Dataset rows about figures:
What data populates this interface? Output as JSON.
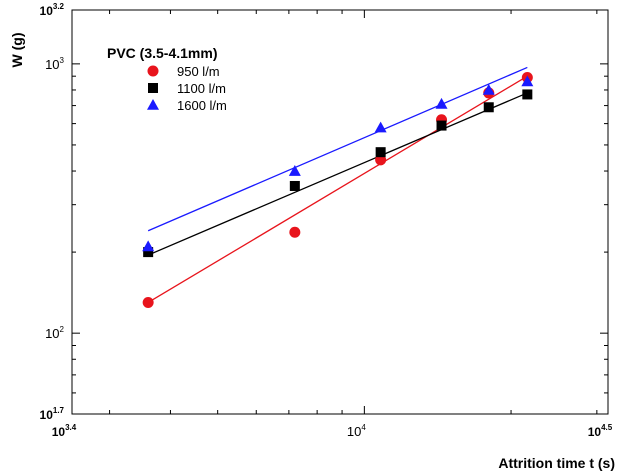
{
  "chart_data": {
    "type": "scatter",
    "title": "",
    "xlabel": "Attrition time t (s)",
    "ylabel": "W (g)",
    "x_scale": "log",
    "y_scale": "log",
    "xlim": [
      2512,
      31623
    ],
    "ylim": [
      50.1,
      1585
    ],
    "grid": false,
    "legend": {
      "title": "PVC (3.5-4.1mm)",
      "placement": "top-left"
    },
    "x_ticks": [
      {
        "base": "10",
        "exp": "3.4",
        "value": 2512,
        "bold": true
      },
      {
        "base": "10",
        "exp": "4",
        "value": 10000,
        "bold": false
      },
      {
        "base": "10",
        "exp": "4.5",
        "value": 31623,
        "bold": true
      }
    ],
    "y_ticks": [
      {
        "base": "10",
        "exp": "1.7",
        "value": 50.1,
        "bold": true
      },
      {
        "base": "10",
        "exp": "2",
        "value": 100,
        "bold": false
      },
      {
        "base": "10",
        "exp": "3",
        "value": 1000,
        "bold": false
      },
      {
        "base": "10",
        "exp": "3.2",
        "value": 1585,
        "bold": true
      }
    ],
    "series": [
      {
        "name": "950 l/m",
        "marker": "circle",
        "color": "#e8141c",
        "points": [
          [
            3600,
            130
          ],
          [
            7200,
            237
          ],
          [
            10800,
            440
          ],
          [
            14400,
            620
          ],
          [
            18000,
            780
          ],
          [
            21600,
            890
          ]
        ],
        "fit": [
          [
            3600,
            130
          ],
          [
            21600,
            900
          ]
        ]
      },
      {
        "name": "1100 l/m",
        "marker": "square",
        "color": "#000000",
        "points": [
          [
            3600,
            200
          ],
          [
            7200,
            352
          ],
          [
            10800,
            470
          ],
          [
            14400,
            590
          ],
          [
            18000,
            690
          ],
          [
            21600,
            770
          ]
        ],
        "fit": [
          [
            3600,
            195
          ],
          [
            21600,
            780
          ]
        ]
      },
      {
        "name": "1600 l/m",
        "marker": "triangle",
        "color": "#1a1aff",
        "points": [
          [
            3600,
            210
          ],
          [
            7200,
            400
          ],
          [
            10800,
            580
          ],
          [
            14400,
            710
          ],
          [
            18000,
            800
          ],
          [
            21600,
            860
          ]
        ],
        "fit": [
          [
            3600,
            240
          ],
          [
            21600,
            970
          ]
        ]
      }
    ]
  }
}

Your task:
Output, exactly, all the records above; include no pictures.

The solution:
What data populates this interface? Output as JSON.
{
  "chart_data": {
    "type": "scatter",
    "title": "",
    "xlabel": "Attrition time t (s)",
    "ylabel": "W (g)",
    "x_scale": "log",
    "y_scale": "log",
    "xlim": [
      2512,
      31623
    ],
    "ylim": [
      50.1,
      1585
    ],
    "grid": false,
    "legend": {
      "title": "PVC (3.5-4.1mm)",
      "placement": "top-left"
    },
    "x_ticks": [
      {
        "base": "10",
        "exp": "3.4",
        "value": 2512,
        "bold": true
      },
      {
        "base": "10",
        "exp": "4",
        "value": 10000,
        "bold": false
      },
      {
        "base": "10",
        "exp": "4.5",
        "value": 31623,
        "bold": true
      }
    ],
    "y_ticks": [
      {
        "base": "10",
        "exp": "1.7",
        "value": 50.1,
        "bold": true
      },
      {
        "base": "10",
        "exp": "2",
        "value": 100,
        "bold": false
      },
      {
        "base": "10",
        "exp": "3",
        "value": 1000,
        "bold": false
      },
      {
        "base": "10",
        "exp": "3.2",
        "value": 1585,
        "bold": true
      }
    ],
    "series": [
      {
        "name": "950 l/m",
        "marker": "circle",
        "color": "#e8141c",
        "points": [
          [
            3600,
            130
          ],
          [
            7200,
            237
          ],
          [
            10800,
            440
          ],
          [
            14400,
            620
          ],
          [
            18000,
            780
          ],
          [
            21600,
            890
          ]
        ],
        "fit": [
          [
            3600,
            130
          ],
          [
            21600,
            900
          ]
        ]
      },
      {
        "name": "1100 l/m",
        "marker": "square",
        "color": "#000000",
        "points": [
          [
            3600,
            200
          ],
          [
            7200,
            352
          ],
          [
            10800,
            470
          ],
          [
            14400,
            590
          ],
          [
            18000,
            690
          ],
          [
            21600,
            770
          ]
        ],
        "fit": [
          [
            3600,
            195
          ],
          [
            21600,
            780
          ]
        ]
      },
      {
        "name": "1600 l/m",
        "marker": "triangle",
        "color": "#1a1aff",
        "points": [
          [
            3600,
            210
          ],
          [
            7200,
            400
          ],
          [
            10800,
            580
          ],
          [
            14400,
            710
          ],
          [
            18000,
            800
          ],
          [
            21600,
            860
          ]
        ],
        "fit": [
          [
            3600,
            240
          ],
          [
            21600,
            970
          ]
        ]
      }
    ]
  }
}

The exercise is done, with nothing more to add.